WHAT TO DO ::
Reproduce exactly the lines from the one containing "Enumerate this screenshot's" through the last line of the records below, both included. Leave out any pictures.

MATERIAL FOR THIS EXERCISE ::
----
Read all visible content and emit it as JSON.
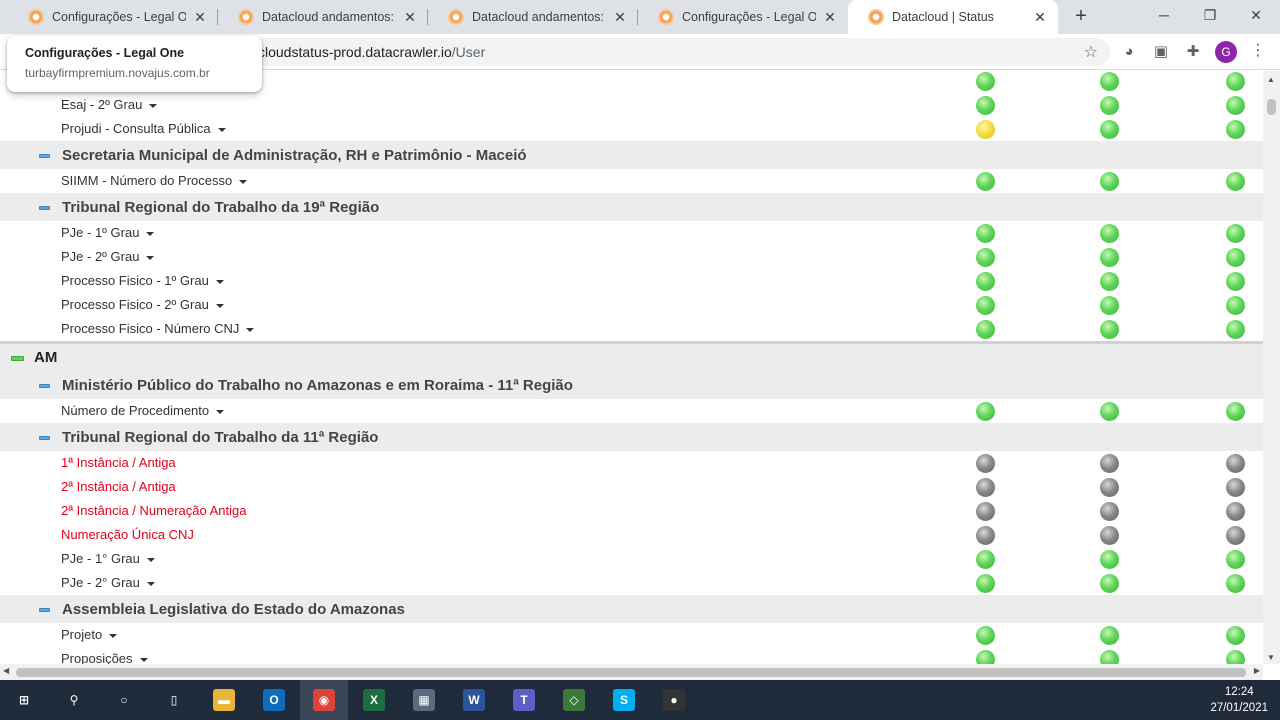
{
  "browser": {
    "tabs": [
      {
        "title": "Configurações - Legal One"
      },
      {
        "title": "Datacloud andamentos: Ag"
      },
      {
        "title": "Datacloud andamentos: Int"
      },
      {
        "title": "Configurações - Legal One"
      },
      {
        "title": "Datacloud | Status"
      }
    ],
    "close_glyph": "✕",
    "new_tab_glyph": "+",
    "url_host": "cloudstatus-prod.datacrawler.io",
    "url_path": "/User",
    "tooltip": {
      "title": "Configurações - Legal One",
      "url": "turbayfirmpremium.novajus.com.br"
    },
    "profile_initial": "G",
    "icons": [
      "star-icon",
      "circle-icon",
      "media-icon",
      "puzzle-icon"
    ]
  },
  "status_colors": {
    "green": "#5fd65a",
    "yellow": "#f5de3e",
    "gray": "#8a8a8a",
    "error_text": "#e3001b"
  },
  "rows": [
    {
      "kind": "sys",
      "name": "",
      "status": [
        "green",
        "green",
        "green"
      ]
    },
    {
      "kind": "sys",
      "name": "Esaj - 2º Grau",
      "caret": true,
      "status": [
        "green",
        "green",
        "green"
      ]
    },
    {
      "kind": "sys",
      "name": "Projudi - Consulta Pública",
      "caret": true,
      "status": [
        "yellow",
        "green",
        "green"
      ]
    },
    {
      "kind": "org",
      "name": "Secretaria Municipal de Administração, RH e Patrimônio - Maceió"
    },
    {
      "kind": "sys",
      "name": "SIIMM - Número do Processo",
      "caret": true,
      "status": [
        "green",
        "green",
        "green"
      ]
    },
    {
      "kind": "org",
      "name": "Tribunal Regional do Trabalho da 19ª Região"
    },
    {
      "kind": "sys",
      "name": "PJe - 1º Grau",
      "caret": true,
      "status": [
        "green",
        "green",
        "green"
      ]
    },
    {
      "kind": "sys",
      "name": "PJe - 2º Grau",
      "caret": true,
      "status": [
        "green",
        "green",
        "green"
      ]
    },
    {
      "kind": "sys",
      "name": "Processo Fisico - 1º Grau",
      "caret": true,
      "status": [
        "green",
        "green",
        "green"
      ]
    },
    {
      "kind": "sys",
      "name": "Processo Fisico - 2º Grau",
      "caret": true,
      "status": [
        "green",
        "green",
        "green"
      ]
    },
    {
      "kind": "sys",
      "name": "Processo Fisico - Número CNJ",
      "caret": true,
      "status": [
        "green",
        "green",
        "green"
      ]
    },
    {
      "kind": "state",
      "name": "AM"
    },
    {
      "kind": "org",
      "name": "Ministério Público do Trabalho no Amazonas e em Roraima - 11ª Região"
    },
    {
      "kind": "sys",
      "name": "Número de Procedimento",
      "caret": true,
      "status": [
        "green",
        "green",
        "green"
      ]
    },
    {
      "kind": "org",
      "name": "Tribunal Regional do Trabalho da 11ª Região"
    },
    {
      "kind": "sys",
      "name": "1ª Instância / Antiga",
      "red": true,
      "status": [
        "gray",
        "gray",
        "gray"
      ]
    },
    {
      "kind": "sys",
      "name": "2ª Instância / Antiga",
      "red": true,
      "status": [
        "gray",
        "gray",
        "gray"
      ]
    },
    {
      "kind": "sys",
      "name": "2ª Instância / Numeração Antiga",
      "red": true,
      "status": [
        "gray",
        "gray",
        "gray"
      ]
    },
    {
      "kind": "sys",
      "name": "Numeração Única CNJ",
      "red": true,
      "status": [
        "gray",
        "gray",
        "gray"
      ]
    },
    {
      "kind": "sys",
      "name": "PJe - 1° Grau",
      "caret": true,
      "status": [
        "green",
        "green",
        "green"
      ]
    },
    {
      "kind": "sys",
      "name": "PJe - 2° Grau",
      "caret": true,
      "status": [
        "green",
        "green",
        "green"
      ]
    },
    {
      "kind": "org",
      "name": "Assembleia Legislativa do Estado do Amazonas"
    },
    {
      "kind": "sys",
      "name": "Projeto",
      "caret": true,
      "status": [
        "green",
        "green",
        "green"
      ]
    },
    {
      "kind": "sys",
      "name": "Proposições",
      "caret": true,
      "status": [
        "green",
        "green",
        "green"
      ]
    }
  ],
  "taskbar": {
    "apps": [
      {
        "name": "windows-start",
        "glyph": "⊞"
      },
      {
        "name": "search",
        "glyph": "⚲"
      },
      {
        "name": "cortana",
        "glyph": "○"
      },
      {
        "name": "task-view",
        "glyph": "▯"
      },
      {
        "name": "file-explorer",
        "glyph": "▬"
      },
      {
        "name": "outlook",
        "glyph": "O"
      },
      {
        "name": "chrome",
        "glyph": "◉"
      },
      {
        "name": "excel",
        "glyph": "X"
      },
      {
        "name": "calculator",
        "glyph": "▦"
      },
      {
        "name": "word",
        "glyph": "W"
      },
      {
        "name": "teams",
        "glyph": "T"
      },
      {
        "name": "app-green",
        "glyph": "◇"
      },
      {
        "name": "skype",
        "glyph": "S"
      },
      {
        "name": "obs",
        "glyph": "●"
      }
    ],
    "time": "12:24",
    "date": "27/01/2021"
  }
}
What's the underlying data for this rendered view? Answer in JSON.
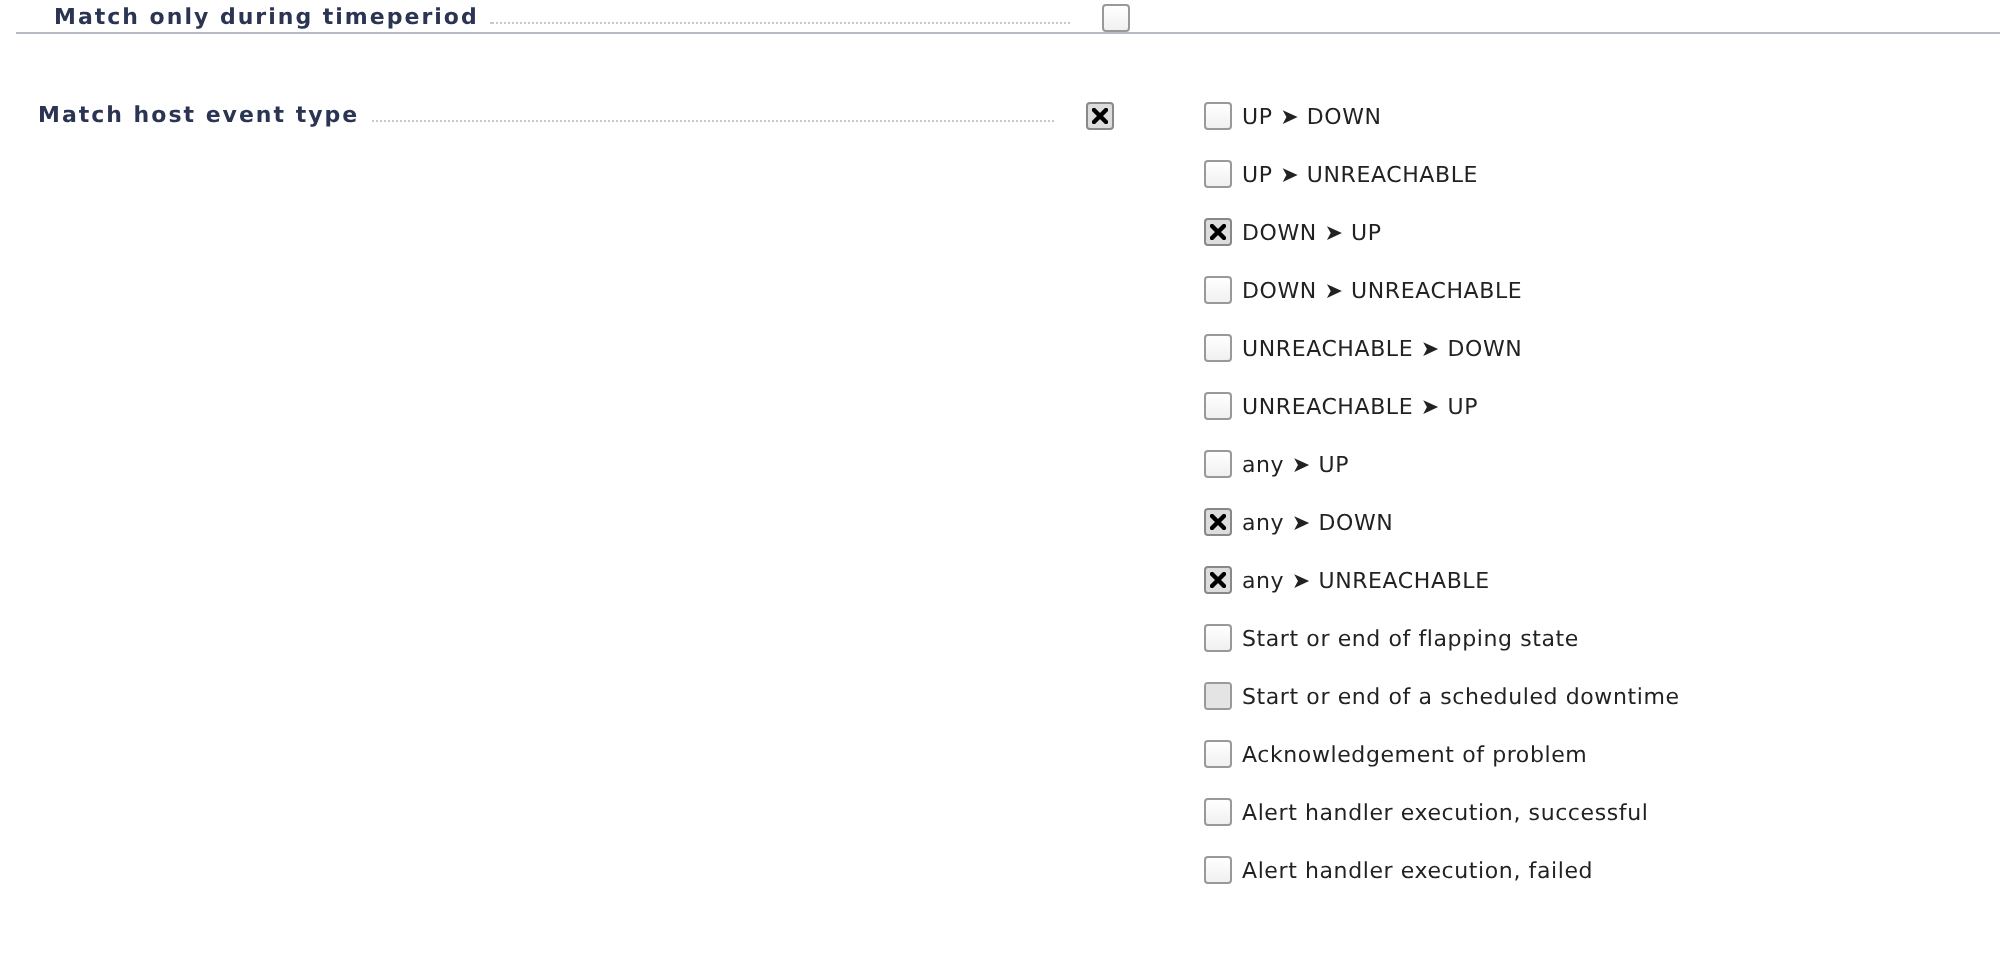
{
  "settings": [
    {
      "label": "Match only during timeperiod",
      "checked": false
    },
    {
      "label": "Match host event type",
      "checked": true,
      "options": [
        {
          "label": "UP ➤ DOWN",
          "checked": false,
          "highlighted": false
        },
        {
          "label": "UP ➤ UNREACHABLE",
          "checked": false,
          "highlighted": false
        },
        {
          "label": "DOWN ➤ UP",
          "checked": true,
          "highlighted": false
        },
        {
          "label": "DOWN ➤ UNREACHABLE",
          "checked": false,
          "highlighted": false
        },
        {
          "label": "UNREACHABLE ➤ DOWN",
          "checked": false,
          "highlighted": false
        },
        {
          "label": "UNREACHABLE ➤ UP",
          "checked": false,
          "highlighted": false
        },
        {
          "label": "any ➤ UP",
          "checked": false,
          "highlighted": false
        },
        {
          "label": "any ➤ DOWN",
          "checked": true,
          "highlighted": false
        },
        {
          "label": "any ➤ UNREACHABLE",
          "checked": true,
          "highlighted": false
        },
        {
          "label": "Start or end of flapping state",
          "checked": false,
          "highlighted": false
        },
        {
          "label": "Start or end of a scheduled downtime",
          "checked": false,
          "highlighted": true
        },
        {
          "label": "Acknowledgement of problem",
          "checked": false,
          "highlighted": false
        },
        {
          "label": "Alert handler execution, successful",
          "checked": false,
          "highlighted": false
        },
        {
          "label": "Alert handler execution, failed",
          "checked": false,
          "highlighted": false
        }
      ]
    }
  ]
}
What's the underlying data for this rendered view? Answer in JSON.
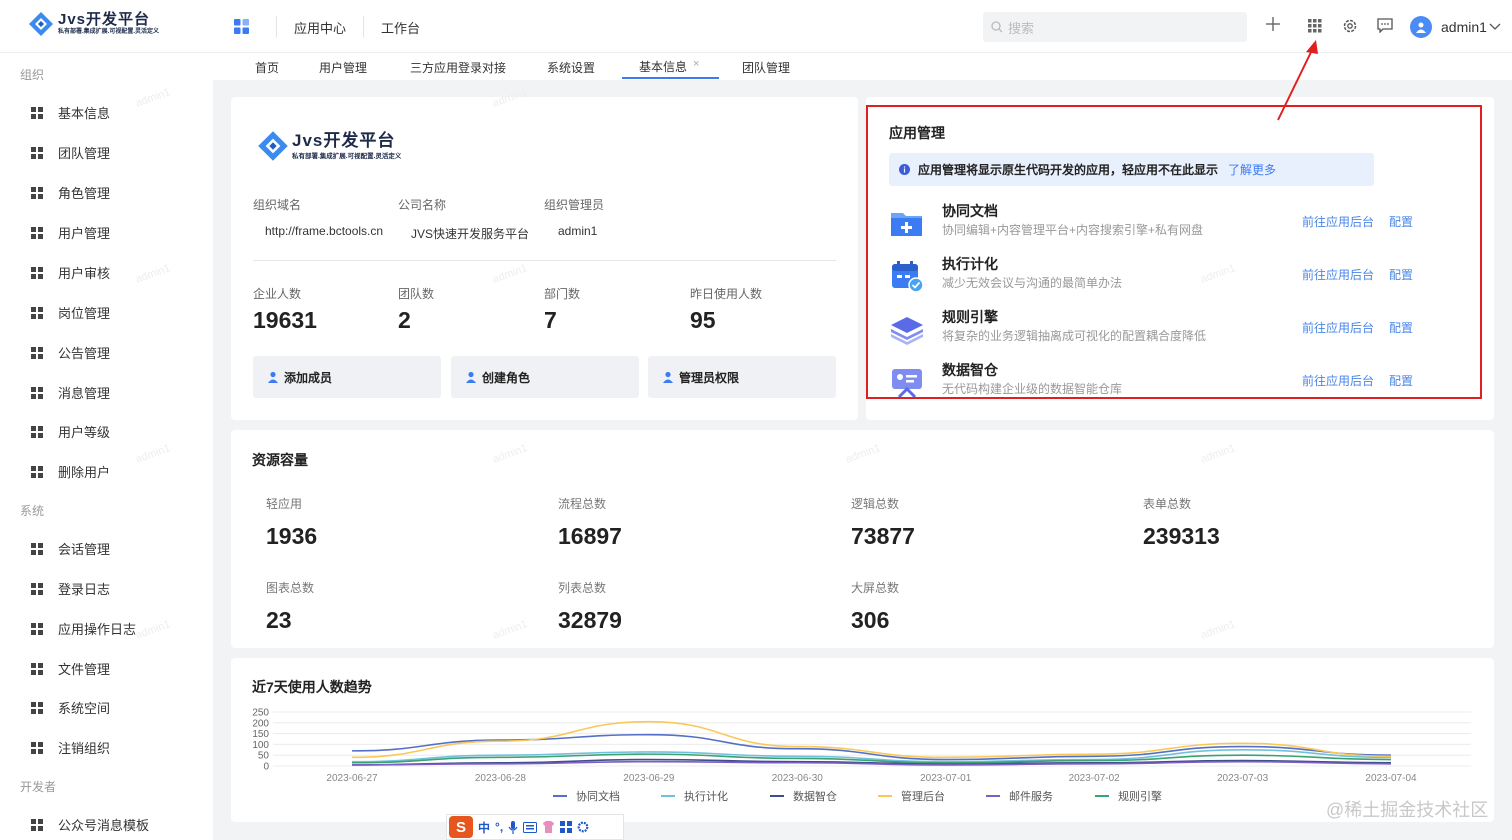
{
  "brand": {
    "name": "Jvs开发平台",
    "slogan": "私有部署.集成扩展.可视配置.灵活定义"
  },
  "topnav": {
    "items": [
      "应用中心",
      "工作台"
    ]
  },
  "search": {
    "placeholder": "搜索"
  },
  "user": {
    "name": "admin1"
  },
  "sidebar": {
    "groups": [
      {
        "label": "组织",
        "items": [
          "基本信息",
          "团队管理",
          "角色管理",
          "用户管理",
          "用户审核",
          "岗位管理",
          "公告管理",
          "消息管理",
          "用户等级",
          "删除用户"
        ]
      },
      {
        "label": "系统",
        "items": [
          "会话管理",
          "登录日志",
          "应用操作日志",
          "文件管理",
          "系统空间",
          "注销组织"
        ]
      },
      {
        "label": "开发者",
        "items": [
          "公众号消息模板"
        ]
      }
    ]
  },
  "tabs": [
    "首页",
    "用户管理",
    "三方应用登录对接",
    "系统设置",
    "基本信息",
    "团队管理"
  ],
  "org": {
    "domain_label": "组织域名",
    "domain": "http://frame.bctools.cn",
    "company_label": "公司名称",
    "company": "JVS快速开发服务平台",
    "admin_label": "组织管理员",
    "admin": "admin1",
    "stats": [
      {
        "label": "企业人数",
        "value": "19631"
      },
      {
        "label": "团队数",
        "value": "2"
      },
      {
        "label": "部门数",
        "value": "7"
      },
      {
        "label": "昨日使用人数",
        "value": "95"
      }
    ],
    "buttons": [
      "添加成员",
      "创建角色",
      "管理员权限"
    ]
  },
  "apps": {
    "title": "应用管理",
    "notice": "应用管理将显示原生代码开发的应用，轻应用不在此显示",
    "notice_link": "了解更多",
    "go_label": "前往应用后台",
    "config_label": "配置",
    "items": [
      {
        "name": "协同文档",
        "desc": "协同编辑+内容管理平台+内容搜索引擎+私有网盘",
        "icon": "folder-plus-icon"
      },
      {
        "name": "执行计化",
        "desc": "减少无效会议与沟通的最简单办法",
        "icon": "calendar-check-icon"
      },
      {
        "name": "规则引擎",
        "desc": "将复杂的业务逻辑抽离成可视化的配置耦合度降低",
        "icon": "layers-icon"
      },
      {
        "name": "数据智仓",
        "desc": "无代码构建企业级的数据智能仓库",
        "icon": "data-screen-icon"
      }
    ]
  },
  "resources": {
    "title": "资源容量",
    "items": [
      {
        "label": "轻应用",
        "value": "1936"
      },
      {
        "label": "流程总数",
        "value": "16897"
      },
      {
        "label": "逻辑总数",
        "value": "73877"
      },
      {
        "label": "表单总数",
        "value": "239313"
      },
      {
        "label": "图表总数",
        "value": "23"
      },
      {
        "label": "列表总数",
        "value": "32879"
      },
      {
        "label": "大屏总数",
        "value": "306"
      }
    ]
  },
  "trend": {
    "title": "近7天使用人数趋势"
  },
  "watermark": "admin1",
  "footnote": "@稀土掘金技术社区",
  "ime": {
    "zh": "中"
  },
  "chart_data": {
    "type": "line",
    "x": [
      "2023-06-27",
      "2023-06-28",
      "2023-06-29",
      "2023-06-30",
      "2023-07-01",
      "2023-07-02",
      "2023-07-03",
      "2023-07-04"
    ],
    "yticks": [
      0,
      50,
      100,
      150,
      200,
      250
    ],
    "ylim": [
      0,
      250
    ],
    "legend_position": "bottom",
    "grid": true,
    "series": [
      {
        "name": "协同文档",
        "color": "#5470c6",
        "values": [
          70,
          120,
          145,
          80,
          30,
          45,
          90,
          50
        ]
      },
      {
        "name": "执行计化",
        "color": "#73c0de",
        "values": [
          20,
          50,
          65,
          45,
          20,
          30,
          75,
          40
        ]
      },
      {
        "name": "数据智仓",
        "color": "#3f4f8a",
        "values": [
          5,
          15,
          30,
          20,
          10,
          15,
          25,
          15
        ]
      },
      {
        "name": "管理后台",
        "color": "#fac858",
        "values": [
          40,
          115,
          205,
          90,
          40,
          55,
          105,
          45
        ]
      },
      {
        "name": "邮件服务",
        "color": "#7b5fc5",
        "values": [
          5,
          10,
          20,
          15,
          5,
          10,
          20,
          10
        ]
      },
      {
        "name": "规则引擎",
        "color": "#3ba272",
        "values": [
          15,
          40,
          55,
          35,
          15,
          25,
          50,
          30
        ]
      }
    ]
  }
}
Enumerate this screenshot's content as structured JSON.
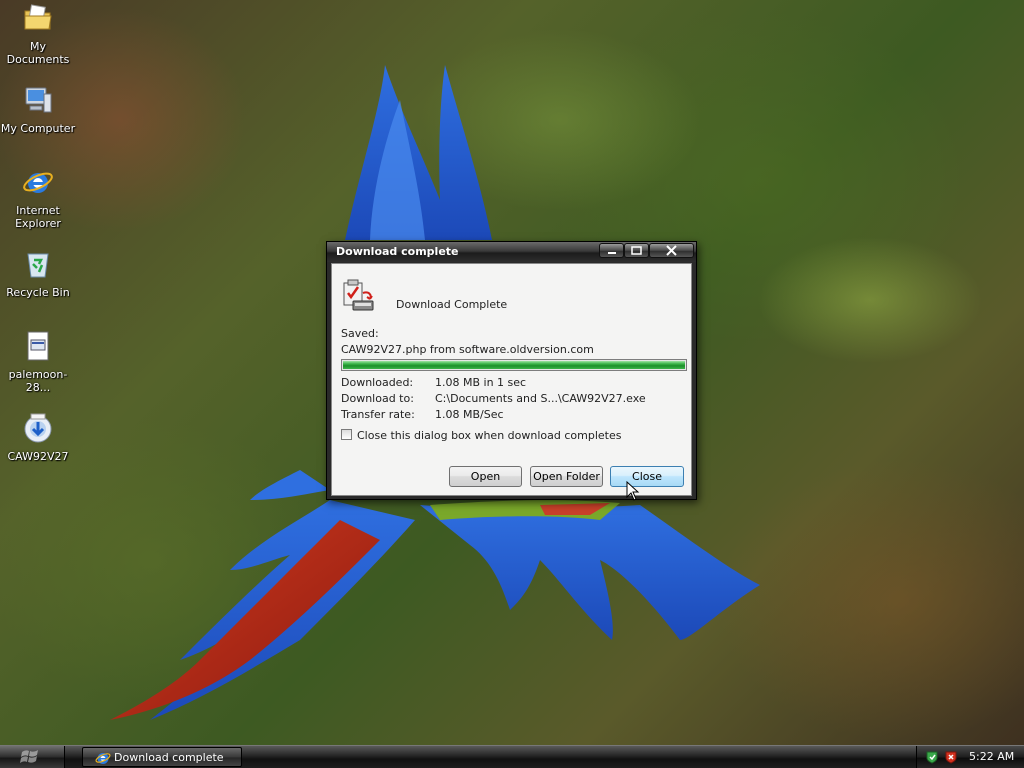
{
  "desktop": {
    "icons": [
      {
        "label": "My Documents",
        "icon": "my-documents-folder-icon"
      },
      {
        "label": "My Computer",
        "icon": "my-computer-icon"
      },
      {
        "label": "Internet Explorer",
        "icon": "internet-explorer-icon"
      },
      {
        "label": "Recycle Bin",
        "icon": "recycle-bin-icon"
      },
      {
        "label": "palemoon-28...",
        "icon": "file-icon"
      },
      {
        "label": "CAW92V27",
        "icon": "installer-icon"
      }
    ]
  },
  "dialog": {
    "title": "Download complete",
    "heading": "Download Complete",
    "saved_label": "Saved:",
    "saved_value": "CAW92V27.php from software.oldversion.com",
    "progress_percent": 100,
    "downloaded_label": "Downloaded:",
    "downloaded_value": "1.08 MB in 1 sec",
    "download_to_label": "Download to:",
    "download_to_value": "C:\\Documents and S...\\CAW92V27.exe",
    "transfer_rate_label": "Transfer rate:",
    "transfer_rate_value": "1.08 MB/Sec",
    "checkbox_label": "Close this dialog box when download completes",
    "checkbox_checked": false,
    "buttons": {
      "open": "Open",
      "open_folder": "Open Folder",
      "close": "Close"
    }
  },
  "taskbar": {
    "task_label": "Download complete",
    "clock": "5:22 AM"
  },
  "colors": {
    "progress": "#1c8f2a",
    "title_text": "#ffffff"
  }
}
----
THE OUTPUT ::
Enumerate this screenshot's content as structured JSON.
{
  "desktop": {
    "icons": [
      {
        "label": "My Documents",
        "icon": "my-documents-folder-icon"
      },
      {
        "label": "My Computer",
        "icon": "my-computer-icon"
      },
      {
        "label": "Internet Explorer",
        "icon": "internet-explorer-icon"
      },
      {
        "label": "Recycle Bin",
        "icon": "recycle-bin-icon"
      },
      {
        "label": "palemoon-28...",
        "icon": "file-icon"
      },
      {
        "label": "CAW92V27",
        "icon": "installer-icon"
      }
    ]
  },
  "dialog": {
    "title": "Download complete",
    "heading": "Download Complete",
    "saved_label": "Saved:",
    "saved_value": "CAW92V27.php from software.oldversion.com",
    "progress_percent": 100,
    "downloaded_label": "Downloaded:",
    "downloaded_value": "1.08 MB in 1 sec",
    "download_to_label": "Download to:",
    "download_to_value": "C:\\Documents and S...\\CAW92V27.exe",
    "transfer_rate_label": "Transfer rate:",
    "transfer_rate_value": "1.08 MB/Sec",
    "checkbox_label": "Close this dialog box when download completes",
    "checkbox_checked": false,
    "buttons": {
      "open": "Open",
      "open_folder": "Open Folder",
      "close": "Close"
    }
  },
  "taskbar": {
    "task_label": "Download complete",
    "clock": "5:22 AM"
  },
  "colors": {
    "progress": "#1c8f2a",
    "title_text": "#ffffff"
  }
}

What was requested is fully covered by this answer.